What is asked: Write each line out exactly, leaving none out.

Data records:
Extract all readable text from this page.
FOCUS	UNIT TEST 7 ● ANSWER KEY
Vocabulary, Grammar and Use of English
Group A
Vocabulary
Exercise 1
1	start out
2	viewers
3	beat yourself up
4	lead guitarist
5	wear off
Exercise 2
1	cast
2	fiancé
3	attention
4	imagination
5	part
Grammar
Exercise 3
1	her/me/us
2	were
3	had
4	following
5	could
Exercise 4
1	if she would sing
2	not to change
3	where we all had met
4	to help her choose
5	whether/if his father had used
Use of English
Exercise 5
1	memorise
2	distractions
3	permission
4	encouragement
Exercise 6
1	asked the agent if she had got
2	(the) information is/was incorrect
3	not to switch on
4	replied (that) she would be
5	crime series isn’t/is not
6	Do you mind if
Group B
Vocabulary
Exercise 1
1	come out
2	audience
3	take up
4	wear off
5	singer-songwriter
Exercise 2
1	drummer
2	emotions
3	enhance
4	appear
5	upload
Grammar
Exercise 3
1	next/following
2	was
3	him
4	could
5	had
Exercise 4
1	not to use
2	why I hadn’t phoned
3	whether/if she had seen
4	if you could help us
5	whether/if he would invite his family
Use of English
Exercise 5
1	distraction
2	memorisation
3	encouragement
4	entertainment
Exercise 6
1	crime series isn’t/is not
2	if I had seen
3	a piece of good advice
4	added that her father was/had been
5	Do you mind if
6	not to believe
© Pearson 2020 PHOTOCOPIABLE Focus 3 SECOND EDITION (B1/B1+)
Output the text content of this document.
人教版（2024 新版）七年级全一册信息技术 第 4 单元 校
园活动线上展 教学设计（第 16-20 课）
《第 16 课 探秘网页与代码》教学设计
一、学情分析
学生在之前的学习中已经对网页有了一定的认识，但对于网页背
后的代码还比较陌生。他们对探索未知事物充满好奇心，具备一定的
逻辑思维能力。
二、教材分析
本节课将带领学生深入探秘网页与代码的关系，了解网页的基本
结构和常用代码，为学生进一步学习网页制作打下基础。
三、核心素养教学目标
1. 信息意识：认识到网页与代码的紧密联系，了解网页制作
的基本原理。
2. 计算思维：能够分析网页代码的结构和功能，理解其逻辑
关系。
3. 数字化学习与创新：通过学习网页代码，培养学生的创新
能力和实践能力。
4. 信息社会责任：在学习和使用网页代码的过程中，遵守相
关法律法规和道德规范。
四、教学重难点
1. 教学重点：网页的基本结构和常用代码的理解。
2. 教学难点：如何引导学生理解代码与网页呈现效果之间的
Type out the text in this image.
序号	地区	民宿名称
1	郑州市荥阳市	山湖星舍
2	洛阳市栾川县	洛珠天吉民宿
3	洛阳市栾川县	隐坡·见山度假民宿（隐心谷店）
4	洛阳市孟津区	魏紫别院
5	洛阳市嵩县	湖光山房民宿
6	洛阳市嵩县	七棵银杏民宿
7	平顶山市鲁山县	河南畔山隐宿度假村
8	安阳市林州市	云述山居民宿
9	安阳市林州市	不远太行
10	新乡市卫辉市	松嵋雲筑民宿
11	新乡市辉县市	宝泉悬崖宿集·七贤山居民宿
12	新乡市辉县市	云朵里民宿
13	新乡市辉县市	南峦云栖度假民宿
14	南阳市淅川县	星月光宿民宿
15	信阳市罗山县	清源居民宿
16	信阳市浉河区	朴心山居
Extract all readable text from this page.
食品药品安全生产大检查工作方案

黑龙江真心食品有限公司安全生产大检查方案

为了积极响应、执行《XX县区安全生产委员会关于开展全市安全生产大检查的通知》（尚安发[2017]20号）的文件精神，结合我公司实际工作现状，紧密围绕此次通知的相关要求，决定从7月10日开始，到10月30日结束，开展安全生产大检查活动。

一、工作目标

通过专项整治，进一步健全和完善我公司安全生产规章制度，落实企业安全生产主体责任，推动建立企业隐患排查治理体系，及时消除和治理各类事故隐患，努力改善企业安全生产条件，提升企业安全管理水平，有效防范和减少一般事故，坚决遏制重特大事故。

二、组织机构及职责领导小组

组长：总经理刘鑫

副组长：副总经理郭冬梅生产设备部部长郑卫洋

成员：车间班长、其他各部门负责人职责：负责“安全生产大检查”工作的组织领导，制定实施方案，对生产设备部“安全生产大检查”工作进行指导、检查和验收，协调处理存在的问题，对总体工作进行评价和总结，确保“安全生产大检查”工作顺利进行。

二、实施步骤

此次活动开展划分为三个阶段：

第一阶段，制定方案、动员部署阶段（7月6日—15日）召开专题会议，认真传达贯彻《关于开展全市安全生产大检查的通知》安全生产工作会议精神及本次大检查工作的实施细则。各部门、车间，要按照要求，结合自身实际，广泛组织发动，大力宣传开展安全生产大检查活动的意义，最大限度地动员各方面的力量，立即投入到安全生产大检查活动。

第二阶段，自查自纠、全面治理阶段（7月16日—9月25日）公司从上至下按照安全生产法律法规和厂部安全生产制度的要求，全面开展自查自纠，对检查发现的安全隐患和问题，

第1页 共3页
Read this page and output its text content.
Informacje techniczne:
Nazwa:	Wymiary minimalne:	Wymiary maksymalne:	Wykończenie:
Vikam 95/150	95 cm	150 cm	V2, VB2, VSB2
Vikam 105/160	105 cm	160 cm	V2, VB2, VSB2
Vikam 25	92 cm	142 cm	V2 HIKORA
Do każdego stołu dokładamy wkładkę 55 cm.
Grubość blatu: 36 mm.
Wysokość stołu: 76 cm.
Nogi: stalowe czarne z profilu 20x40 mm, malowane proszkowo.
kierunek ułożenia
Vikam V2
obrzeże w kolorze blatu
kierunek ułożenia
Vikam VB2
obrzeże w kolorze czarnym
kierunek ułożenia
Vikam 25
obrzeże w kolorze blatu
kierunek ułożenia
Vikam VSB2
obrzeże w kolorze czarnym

Output:
Extract all readable text from this page.
FOCUS	UNIT TEST 7 ● ANSWER KEY
Vocabulary, Grammar and Use of English
Group A
Vocabulary
Exercise 1
1	start out
2	viewers
3	beat yourself up
4	lead guitarist
5	wear off
Exercise 2
1	cast
2	fiancé
3	attention
4	imagination
5	part
Grammar
Exercise 3
1	her/me/us
2	were
3	had
4	following
5	could
Exercise 4
1	if she would sing
2	not to change
3	where we all had met
4	to help her choose
5	whether/if his father had used
Use of English
Exercise 5
1	memorise
2	distractions
3	permission
4	encouragement
Exercise 6
1	asked the agent if she had got
2	(the) information is/was incorrect
3	not to switch on
4	replied (that) she would be
5	crime series isn’t/is not
6	Do you mind if
Group B
Vocabulary
Exercise 1
1	come out
2	audience
3	take up
4	wear off
5	singer-songwriter
Exercise 2
1	drummer
2	emotions
3	enhance
4	appear
5	upload
Grammar
Exercise 3
1	next/following
2	was
3	him
4	could
5	had
Exercise 4
1	not to use
2	why I hadn’t phoned
3	whether/if she had seen
4	if you could help us
5	whether/if he would invite his family
Use of English
Exercise 5
1	distraction
2	memorisation
3	encouragement
4	entertainment
Exercise 6
1	crime series isn’t/is not
2	if I had seen
3	a piece of good advice
4	added that her father was/had been
5	Do you mind if
6	not to believe
© Pearson 2020 PHOTOCOPIABLE Focus 3 SECOND EDITION (B1/B1+)
Output the text content of this document.
人教版（2024 新版）七年级全一册信息技术 第 4 单元 校
园活动线上展 教学设计（第 16-20 课）
《第 16 课 探秘网页与代码》教学设计
一、学情分析
学生在之前的学习中已经对网页有了一定的认识，但对于网页背
后的代码还比较陌生。他们对探索未知事物充满好奇心，具备一定的
逻辑思维能力。
二、教材分析
本节课将带领学生深入探秘网页与代码的关系，了解网页的基本
结构和常用代码，为学生进一步学习网页制作打下基础。
三、核心素养教学目标
1. 信息意识：认识到网页与代码的紧密联系，了解网页制作
的基本原理。
2. 计算思维：能够分析网页代码的结构和功能，理解其逻辑
关系。
3. 数字化学习与创新：通过学习网页代码，培养学生的创新
能力和实践能力。
4. 信息社会责任：在学习和使用网页代码的过程中，遵守相
关法律法规和道德规范。
四、教学重难点
1. 教学重点：网页的基本结构和常用代码的理解。
2. 教学难点：如何引导学生理解代码与网页呈现效果之间的
Type out the text in this image.
序号	地区	民宿名称
1	郑州市荥阳市	山湖星舍
2	洛阳市栾川县	洛珠天吉民宿
3	洛阳市栾川县	隐坡·见山度假民宿（隐心谷店）
4	洛阳市孟津区	魏紫别院
5	洛阳市嵩县	湖光山房民宿
6	洛阳市嵩县	七棵银杏民宿
7	平顶山市鲁山县	河南畔山隐宿度假村
8	安阳市林州市	云述山居民宿
9	安阳市林州市	不远太行
10	新乡市卫辉市	松嵋雲筑民宿
11	新乡市辉县市	宝泉悬崖宿集·七贤山居民宿
12	新乡市辉县市	云朵里民宿
13	新乡市辉县市	南峦云栖度假民宿
14	南阳市淅川县	星月光宿民宿
15	信阳市罗山县	清源居民宿
16	信阳市浉河区	朴心山居
Extract all readable text from this page.
食品药品安全生产大检查工作方案

黑龙江真心食品有限公司安全生产大检查方案

为了积极响应、执行《XX县区安全生产委员会关于开展全市安全生产大检查的通知》（尚安发[2017]20号）的文件精神，结合我公司实际工作现状，紧密围绕此次通知的相关要求，决定从7月10日开始，到10月30日结束，开展安全生产大检查活动。

一、工作目标

通过专项整治，进一步健全和完善我公司安全生产规章制度，落实企业安全生产主体责任，推动建立企业隐患排查治理体系，及时消除和治理各类事故隐患，努力改善企业安全生产条件，提升企业安全管理水平，有效防范和减少一般事故，坚决遏制重特大事故。

二、组织机构及职责领导小组

组长：总经理刘鑫

副组长：副总经理郭冬梅生产设备部部长郑卫洋

成员：车间班长、其他各部门负责人职责：负责“安全生产大检查”工作的组织领导，制定实施方案，对生产设备部“安全生产大检查”工作进行指导、检查和验收，协调处理存在的问题，对总体工作进行评价和总结，确保“安全生产大检查”工作顺利进行。

二、实施步骤

此次活动开展划分为三个阶段：

第一阶段，制定方案、动员部署阶段（7月6日—15日）召开专题会议，认真传达贯彻《关于开展全市安全生产大检查的通知》安全生产工作会议精神及本次大检查工作的实施细则。各部门、车间，要按照要求，结合自身实际，广泛组织发动，大力宣传开展安全生产大检查活动的意义，最大限度地动员各方面的力量，立即投入到安全生产大检查活动。

第二阶段，自查自纠、全面治理阶段（7月16日—9月25日）公司从上至下按照安全生产法律法规和厂部安全生产制度的要求，全面开展自查自纠，对检查发现的安全隐患和问题，

第1页 共3页
Read this page and output its text content.
Informacje techniczne:
Nazwa:	Wymiary minimalne:	Wymiary maksymalne:	Wykończenie:
Vikam 95/150	95 cm	150 cm	V2, VB2, VSB2
Vikam 105/160	105 cm	160 cm	V2, VB2, VSB2
Vikam 25	92 cm	142 cm	V2 HIKORA
Do każdego stołu dokładamy wkładkę 55 cm.
Grubość blatu: 36 mm.
Wysokość stołu: 76 cm.
Nogi: stalowe czarne z profilu 20x40 mm, malowane proszkowo.
kierunek ułożenia
Vikam V2
obrzeże w kolorze blatu
kierunek ułożenia
Vikam VB2
obrzeże w kolorze czarnym
kierunek ułożenia
Vikam 25
obrzeże w kolorze blatu
kierunek ułożenia
Vikam VSB2
obrzeże w kolorze czarnym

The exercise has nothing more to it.